## start Exercise materials

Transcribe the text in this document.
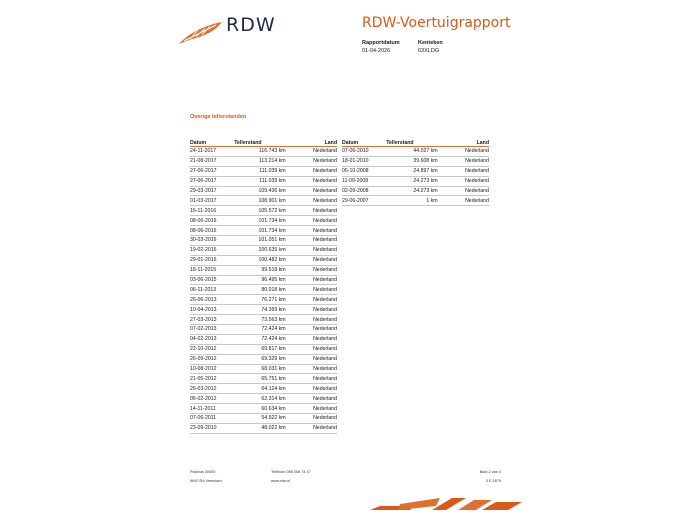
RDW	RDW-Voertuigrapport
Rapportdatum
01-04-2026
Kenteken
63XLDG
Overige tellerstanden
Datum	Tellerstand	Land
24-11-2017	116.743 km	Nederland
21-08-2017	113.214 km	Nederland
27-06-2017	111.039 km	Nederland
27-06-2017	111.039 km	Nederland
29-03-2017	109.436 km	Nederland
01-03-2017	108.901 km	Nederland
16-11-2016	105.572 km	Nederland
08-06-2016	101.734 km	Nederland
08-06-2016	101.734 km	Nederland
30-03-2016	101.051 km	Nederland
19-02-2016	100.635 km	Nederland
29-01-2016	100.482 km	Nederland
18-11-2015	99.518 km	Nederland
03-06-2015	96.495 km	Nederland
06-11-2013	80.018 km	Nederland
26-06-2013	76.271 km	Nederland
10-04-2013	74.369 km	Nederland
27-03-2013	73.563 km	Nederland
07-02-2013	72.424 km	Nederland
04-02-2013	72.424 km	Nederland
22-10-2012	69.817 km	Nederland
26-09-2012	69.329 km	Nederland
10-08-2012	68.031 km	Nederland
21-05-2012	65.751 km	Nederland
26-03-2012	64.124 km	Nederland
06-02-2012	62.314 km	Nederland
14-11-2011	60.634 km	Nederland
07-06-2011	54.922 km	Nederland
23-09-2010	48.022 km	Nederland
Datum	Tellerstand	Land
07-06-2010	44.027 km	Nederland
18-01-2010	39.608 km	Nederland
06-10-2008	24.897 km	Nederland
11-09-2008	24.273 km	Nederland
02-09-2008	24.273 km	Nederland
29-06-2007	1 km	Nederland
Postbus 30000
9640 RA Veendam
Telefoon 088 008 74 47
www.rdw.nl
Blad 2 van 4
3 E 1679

## end Exercise materials
## start Exercise materials

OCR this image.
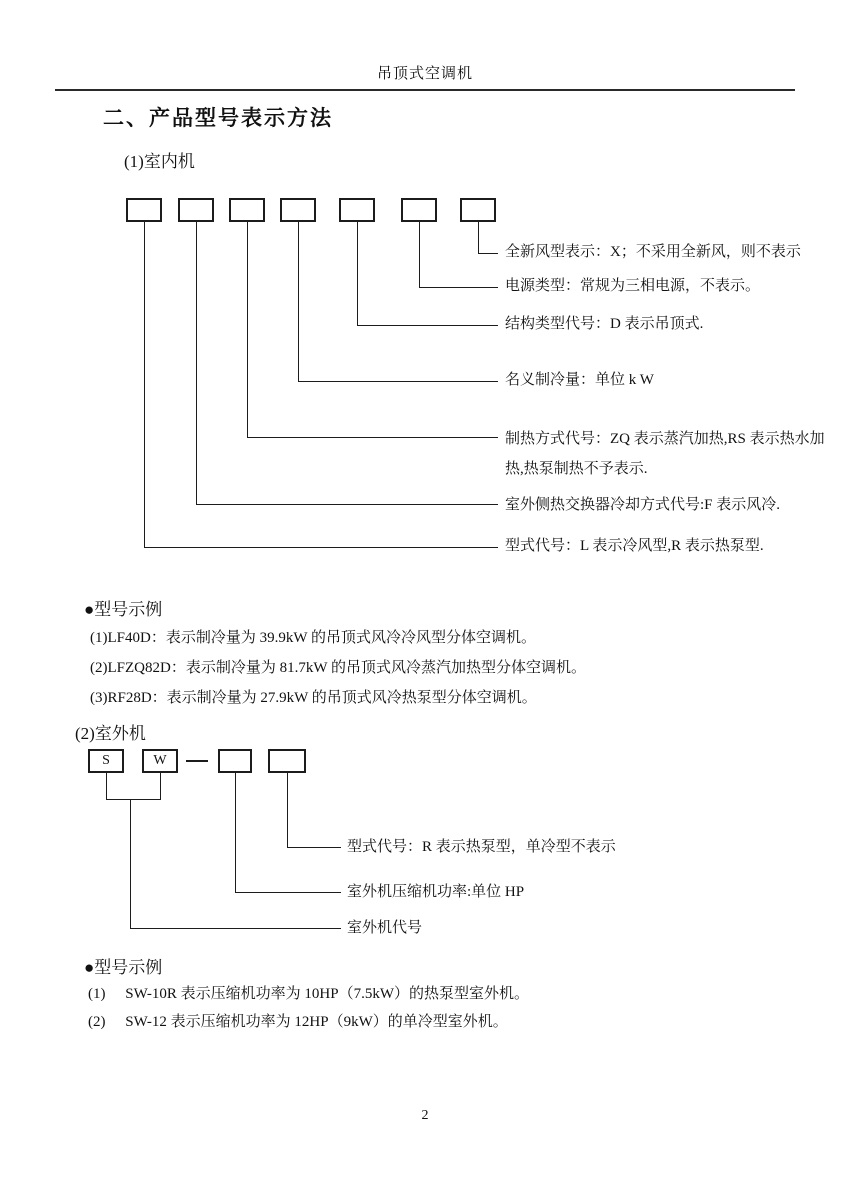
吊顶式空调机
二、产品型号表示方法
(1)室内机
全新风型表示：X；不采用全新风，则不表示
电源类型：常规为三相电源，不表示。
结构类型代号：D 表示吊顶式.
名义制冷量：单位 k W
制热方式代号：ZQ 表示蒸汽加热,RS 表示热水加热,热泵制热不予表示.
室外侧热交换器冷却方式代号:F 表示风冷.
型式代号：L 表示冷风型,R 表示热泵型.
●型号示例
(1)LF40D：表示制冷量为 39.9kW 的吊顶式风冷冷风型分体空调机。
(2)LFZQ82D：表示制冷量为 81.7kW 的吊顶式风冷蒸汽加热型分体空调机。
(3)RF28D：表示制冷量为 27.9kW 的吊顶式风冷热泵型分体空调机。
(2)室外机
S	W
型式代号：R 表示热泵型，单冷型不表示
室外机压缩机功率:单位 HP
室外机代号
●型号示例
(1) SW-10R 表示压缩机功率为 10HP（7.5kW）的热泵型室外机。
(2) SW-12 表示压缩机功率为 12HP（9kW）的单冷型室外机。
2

## end Exercise materials
## start Exercise materials

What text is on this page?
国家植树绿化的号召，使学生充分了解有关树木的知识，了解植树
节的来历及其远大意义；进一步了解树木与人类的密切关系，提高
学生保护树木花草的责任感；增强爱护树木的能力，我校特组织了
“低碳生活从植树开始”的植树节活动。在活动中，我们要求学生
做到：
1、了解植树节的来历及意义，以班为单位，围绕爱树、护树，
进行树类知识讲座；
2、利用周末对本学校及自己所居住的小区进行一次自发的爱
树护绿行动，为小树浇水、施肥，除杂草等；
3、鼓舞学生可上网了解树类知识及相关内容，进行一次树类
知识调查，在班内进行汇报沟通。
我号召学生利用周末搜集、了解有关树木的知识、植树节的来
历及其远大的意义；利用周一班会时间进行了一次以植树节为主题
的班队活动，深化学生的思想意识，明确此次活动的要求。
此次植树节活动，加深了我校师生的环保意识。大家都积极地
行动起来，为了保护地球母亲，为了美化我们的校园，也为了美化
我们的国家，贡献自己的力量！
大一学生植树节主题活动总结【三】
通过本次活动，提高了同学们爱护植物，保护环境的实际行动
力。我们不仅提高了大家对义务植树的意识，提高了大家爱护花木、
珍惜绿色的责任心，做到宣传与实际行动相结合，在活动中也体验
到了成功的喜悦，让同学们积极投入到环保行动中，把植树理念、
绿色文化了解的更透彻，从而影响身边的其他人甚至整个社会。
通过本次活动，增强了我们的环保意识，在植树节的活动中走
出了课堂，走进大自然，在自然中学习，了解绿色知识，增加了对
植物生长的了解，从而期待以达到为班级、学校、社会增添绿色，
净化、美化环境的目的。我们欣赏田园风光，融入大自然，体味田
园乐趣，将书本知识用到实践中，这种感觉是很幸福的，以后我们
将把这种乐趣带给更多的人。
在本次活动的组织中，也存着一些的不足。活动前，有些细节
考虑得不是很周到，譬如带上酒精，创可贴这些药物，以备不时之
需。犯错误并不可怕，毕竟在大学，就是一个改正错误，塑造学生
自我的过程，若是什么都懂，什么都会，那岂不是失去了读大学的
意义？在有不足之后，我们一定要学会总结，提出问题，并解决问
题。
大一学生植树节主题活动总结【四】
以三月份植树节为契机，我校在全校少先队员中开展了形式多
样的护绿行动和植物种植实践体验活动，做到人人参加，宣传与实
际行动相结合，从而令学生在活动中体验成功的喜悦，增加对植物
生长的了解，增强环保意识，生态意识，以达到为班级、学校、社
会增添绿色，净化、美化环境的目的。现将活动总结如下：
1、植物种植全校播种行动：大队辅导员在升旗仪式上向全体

## end Exercise materials

(Aim of the task)
In the entries above, find each line with the string "this" and copy it.

(Result of the exercise)
Transcribe the text in this document.
OCR this image.
What text is on this page?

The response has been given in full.